Dataset rows about figures:
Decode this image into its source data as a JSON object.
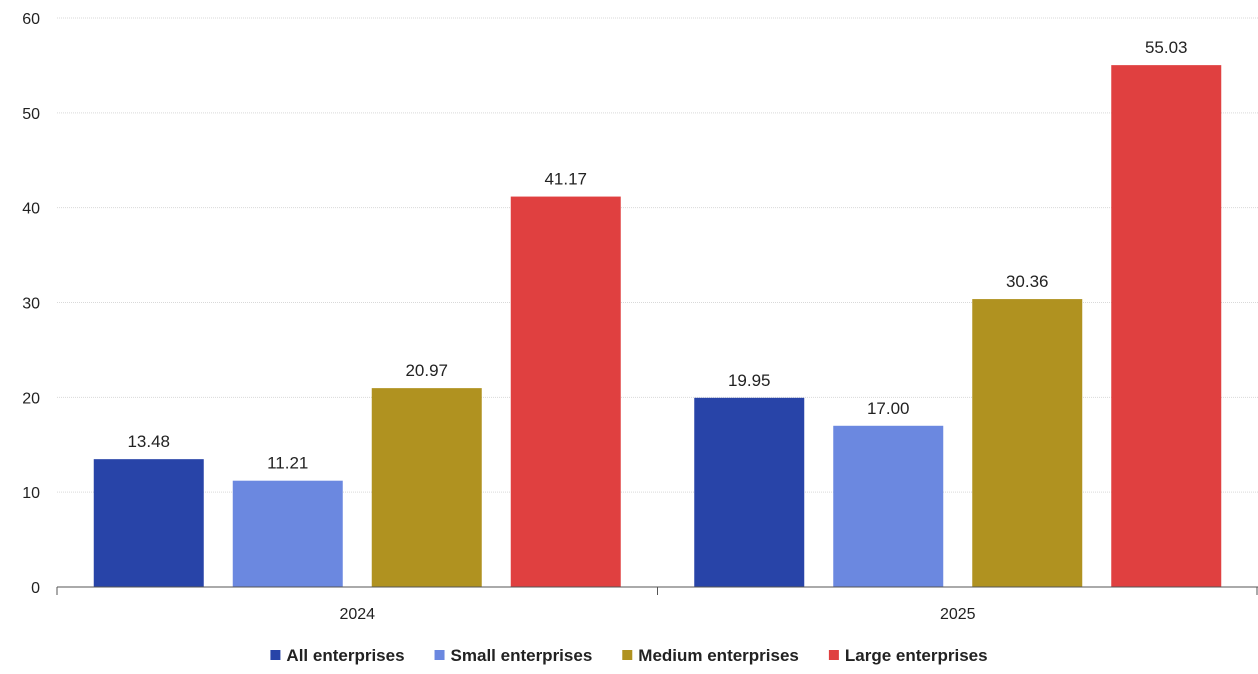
{
  "chart_data": {
    "type": "bar",
    "categories": [
      "2024",
      "2025"
    ],
    "series": [
      {
        "name": "All enterprises",
        "values": [
          13.48,
          19.95
        ],
        "color": "#2844a8"
      },
      {
        "name": "Small enterprises",
        "values": [
          11.21,
          17.0
        ],
        "color": "#6b88e0"
      },
      {
        "name": "Medium enterprises",
        "values": [
          20.97,
          30.36
        ],
        "color": "#b09220"
      },
      {
        "name": "Large enterprises",
        "values": [
          41.17,
          55.03
        ],
        "color": "#e04040"
      }
    ],
    "data_labels": [
      [
        "13.48",
        "19.95"
      ],
      [
        "11.21",
        "17.00"
      ],
      [
        "20.97",
        "30.36"
      ],
      [
        "41.17",
        "55.03"
      ]
    ],
    "title": "",
    "xlabel": "",
    "ylabel": "",
    "ylim": [
      0,
      60
    ],
    "yticks": [
      0,
      10,
      20,
      30,
      40,
      50,
      60
    ],
    "grid": true,
    "legend_position": "bottom-center"
  }
}
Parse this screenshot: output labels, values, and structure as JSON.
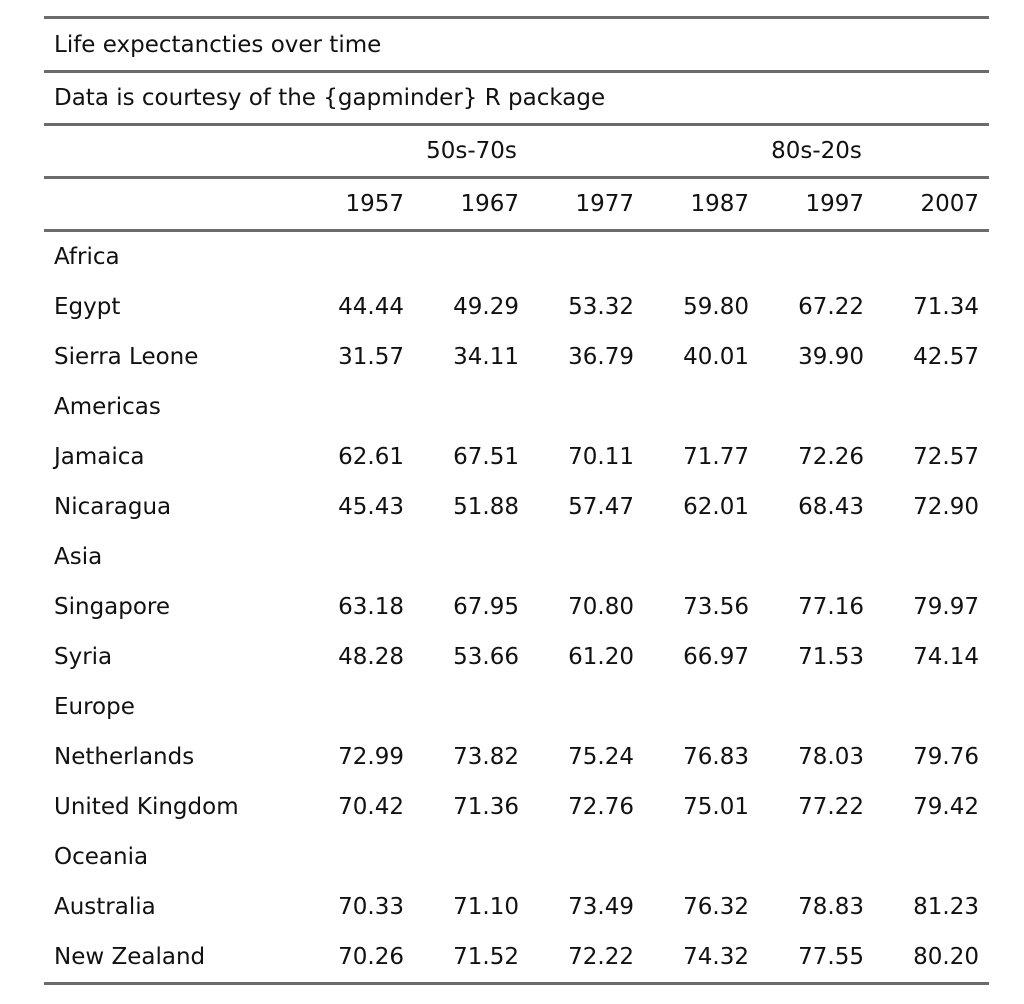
{
  "table": {
    "title": "Life expectancties over time",
    "subtitle": "Data is courtesy of the {gapminder} R package",
    "spanners": [
      "50s-70s",
      "80s-20s"
    ],
    "columns": [
      "1957",
      "1967",
      "1977",
      "1987",
      "1997",
      "2007"
    ],
    "groups": [
      {
        "name": "Africa",
        "rows": [
          {
            "country": "Egypt",
            "values": [
              "44.44",
              "49.29",
              "53.32",
              "59.80",
              "67.22",
              "71.34"
            ]
          },
          {
            "country": "Sierra Leone",
            "values": [
              "31.57",
              "34.11",
              "36.79",
              "40.01",
              "39.90",
              "42.57"
            ]
          }
        ]
      },
      {
        "name": "Americas",
        "rows": [
          {
            "country": "Jamaica",
            "values": [
              "62.61",
              "67.51",
              "70.11",
              "71.77",
              "72.26",
              "72.57"
            ]
          },
          {
            "country": "Nicaragua",
            "values": [
              "45.43",
              "51.88",
              "57.47",
              "62.01",
              "68.43",
              "72.90"
            ]
          }
        ]
      },
      {
        "name": "Asia",
        "rows": [
          {
            "country": "Singapore",
            "values": [
              "63.18",
              "67.95",
              "70.80",
              "73.56",
              "77.16",
              "79.97"
            ]
          },
          {
            "country": "Syria",
            "values": [
              "48.28",
              "53.66",
              "61.20",
              "66.97",
              "71.53",
              "74.14"
            ]
          }
        ]
      },
      {
        "name": "Europe",
        "rows": [
          {
            "country": "Netherlands",
            "values": [
              "72.99",
              "73.82",
              "75.24",
              "76.83",
              "78.03",
              "79.76"
            ]
          },
          {
            "country": "United Kingdom",
            "values": [
              "70.42",
              "71.36",
              "72.76",
              "75.01",
              "77.22",
              "79.42"
            ]
          }
        ]
      },
      {
        "name": "Oceania",
        "rows": [
          {
            "country": "Australia",
            "values": [
              "70.33",
              "71.10",
              "73.49",
              "76.32",
              "78.83",
              "81.23"
            ]
          },
          {
            "country": "New Zealand",
            "values": [
              "70.26",
              "71.52",
              "72.22",
              "74.32",
              "77.55",
              "80.20"
            ]
          }
        ]
      }
    ]
  }
}
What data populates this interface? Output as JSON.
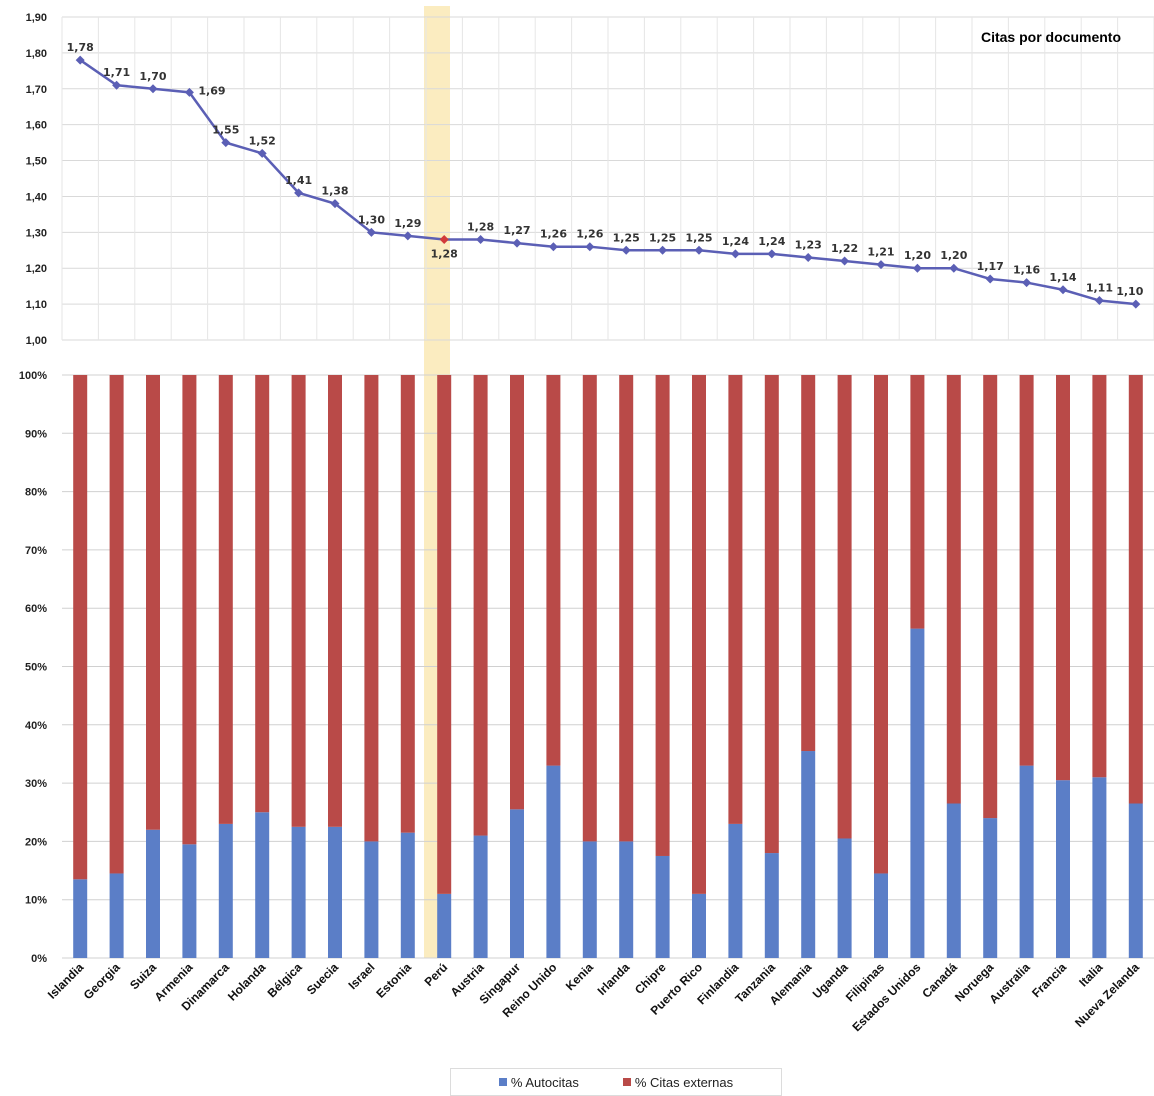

Stated goal =
Exclude the images, then output the data above word for word.

Final result =
Decode this image into its source data as a JSON object.
{
  "chart_data": {
    "type": "bar",
    "categories": [
      "2024",
      "2025"
    ],
    "series": [
      {
        "name": "All enterprises",
        "values": [
          13.48,
          19.95
        ],
        "color": "#2844a8"
      },
      {
        "name": "Small enterprises",
        "values": [
          11.21,
          17.0
        ],
        "color": "#6b88e0"
      },
      {
        "name": "Medium enterprises",
        "values": [
          20.97,
          30.36
        ],
        "color": "#b09220"
      },
      {
        "name": "Large enterprises",
        "values": [
          41.17,
          55.03
        ],
        "color": "#e04040"
      }
    ],
    "data_labels": [
      [
        "13.48",
        "19.95"
      ],
      [
        "11.21",
        "17.00"
      ],
      [
        "20.97",
        "30.36"
      ],
      [
        "41.17",
        "55.03"
      ]
    ],
    "title": "",
    "xlabel": "",
    "ylabel": "",
    "ylim": [
      0,
      60
    ],
    "yticks": [
      0,
      10,
      20,
      30,
      40,
      50,
      60
    ],
    "grid": true,
    "legend_position": "bottom-center"
  }
}
Parse this screenshot: output labels, values, and structure as JSON.
{
  "table": {
    "title": "Life expectancties over time",
    "subtitle": "Data is courtesy of the {gapminder} R package",
    "spanners": [
      "50s-70s",
      "80s-20s"
    ],
    "columns": [
      "1957",
      "1967",
      "1977",
      "1987",
      "1997",
      "2007"
    ],
    "groups": [
      {
        "name": "Africa",
        "rows": [
          {
            "country": "Egypt",
            "values": [
              "44.44",
              "49.29",
              "53.32",
              "59.80",
              "67.22",
              "71.34"
            ]
          },
          {
            "country": "Sierra Leone",
            "values": [
              "31.57",
              "34.11",
              "36.79",
              "40.01",
              "39.90",
              "42.57"
            ]
          }
        ]
      },
      {
        "name": "Americas",
        "rows": [
          {
            "country": "Jamaica",
            "values": [
              "62.61",
              "67.51",
              "70.11",
              "71.77",
              "72.26",
              "72.57"
            ]
          },
          {
            "country": "Nicaragua",
            "values": [
              "45.43",
              "51.88",
              "57.47",
              "62.01",
              "68.43",
              "72.90"
            ]
          }
        ]
      },
      {
        "name": "Asia",
        "rows": [
          {
            "country": "Singapore",
            "values": [
              "63.18",
              "67.95",
              "70.80",
              "73.56",
              "77.16",
              "79.97"
            ]
          },
          {
            "country": "Syria",
            "values": [
              "48.28",
              "53.66",
              "61.20",
              "66.97",
              "71.53",
              "74.14"
            ]
          }
        ]
      },
      {
        "name": "Europe",
        "rows": [
          {
            "country": "Netherlands",
            "values": [
              "72.99",
              "73.82",
              "75.24",
              "76.83",
              "78.03",
              "79.76"
            ]
          },
          {
            "country": "United Kingdom",
            "values": [
              "70.42",
              "71.36",
              "72.76",
              "75.01",
              "77.22",
              "79.42"
            ]
          }
        ]
      },
      {
        "name": "Oceania",
        "rows": [
          {
            "country": "Australia",
            "values": [
              "70.33",
              "71.10",
              "73.49",
              "76.32",
              "78.83",
              "81.23"
            ]
          },
          {
            "country": "New Zealand",
            "values": [
              "70.26",
              "71.52",
              "72.22",
              "74.32",
              "77.55",
              "80.20"
            ]
          }
        ]
      }
    ]
  }
}
What data populates this interface? Output as JSON.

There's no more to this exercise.